*Exercise task*.
Look through the records below, count the lines with the word "Wniosek", and reply with only the number.

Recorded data
□ □ □ □ □ □ □

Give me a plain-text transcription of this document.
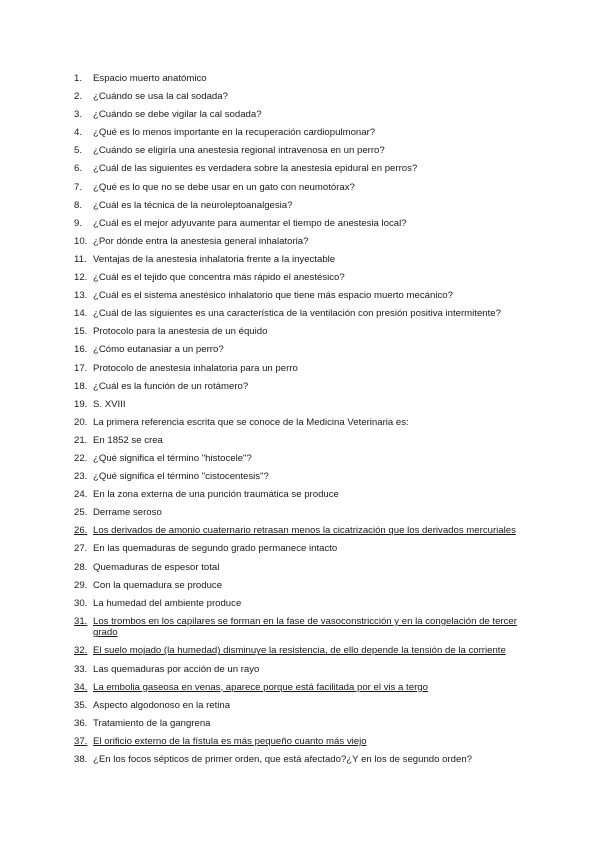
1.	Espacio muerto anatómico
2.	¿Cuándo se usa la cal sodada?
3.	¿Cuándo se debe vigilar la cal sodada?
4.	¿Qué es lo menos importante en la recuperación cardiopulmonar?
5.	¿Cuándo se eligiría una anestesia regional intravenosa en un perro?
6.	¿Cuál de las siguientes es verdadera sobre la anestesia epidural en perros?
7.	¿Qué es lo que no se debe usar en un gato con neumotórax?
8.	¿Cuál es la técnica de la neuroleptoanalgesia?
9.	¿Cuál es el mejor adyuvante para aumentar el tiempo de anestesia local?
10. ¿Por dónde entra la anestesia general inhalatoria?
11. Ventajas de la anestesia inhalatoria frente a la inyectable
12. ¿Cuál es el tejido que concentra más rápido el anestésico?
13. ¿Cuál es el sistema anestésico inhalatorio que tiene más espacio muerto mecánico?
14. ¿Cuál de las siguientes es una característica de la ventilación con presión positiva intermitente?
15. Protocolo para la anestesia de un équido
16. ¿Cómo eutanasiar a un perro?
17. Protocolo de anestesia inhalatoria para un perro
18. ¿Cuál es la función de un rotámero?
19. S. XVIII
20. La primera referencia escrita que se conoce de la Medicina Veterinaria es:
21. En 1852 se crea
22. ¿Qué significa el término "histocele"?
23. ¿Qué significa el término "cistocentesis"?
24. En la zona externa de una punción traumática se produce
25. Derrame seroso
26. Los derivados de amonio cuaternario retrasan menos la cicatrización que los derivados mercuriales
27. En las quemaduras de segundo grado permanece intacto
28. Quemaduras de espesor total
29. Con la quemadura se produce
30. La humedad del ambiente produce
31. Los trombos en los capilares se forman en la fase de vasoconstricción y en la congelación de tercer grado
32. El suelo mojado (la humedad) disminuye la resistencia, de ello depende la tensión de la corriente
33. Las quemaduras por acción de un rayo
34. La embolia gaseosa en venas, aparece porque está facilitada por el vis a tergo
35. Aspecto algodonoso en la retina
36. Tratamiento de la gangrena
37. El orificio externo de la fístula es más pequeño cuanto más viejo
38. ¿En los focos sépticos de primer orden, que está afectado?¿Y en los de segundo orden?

□ □ □ □ □ □ □

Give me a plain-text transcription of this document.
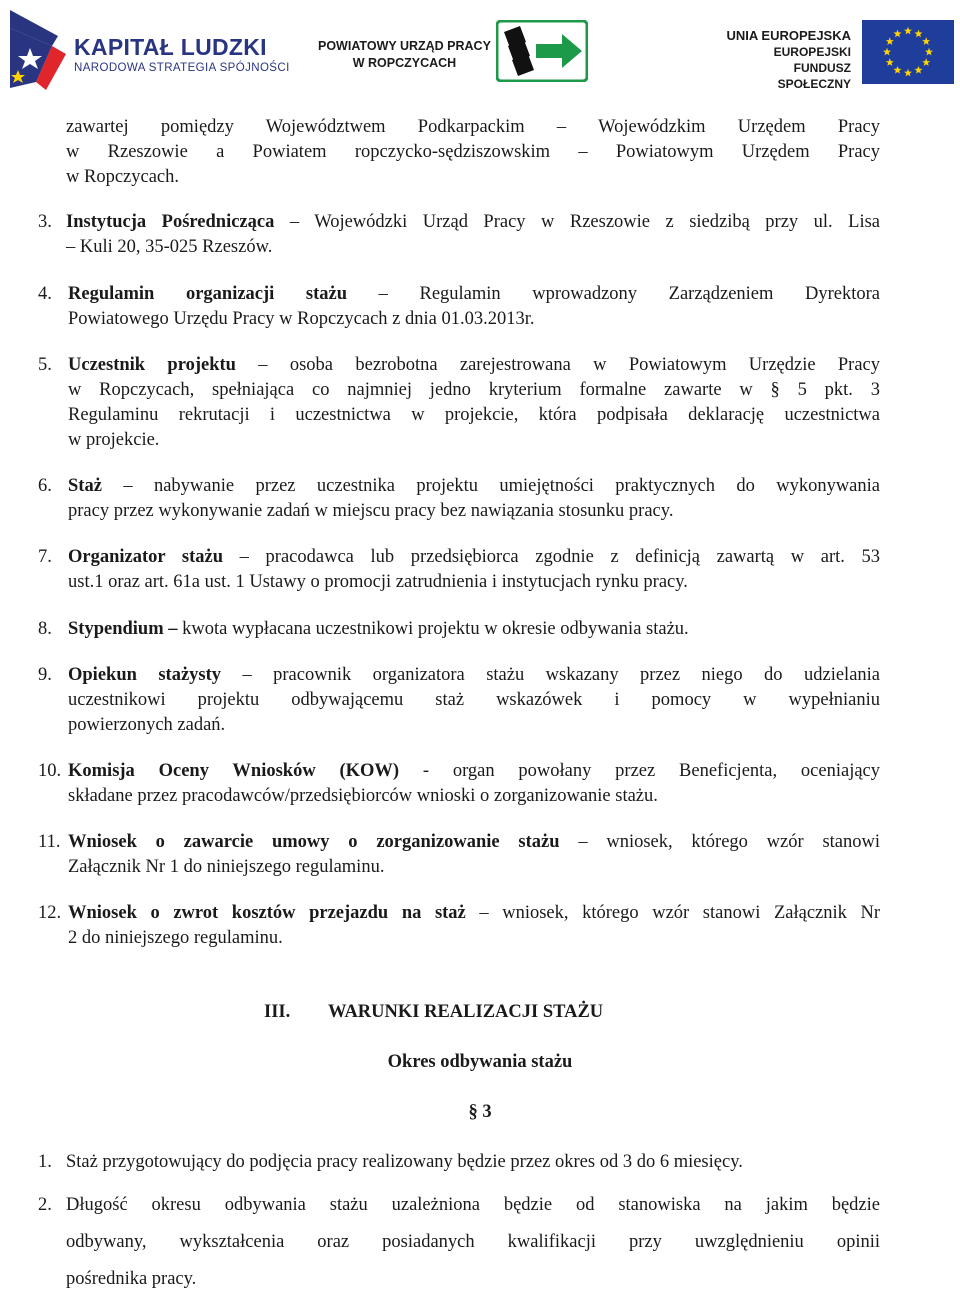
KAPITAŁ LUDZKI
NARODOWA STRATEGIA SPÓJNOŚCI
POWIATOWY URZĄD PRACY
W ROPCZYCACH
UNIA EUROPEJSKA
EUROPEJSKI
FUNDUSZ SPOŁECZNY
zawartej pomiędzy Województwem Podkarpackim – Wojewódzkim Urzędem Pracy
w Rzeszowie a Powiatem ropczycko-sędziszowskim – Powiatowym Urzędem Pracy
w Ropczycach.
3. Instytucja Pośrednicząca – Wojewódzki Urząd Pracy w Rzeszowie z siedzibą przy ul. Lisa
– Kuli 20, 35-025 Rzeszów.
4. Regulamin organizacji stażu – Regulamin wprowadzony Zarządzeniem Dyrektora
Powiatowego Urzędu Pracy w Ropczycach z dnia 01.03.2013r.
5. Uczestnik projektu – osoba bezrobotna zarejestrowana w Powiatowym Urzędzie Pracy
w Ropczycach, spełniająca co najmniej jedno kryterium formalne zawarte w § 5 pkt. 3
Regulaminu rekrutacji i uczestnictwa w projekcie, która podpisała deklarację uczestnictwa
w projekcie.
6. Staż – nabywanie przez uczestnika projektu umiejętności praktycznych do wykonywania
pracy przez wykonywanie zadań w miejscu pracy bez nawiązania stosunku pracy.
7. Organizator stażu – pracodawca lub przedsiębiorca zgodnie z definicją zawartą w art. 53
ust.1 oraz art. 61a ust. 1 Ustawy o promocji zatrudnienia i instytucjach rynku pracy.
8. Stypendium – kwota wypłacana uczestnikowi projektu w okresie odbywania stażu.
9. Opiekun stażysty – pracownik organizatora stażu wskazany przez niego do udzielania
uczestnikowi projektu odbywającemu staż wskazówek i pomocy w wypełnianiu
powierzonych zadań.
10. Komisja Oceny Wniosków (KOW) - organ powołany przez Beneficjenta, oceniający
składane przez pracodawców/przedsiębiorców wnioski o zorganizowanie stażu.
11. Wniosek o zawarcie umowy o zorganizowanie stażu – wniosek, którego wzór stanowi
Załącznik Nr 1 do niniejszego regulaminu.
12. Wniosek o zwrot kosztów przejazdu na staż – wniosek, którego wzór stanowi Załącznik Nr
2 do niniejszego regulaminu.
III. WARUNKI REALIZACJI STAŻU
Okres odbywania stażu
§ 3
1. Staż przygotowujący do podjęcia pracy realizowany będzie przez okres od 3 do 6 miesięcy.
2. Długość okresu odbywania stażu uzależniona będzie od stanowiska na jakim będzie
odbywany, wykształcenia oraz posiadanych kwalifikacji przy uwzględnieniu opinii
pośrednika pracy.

□ □ □ □ □ □ □

*Correct result*.
2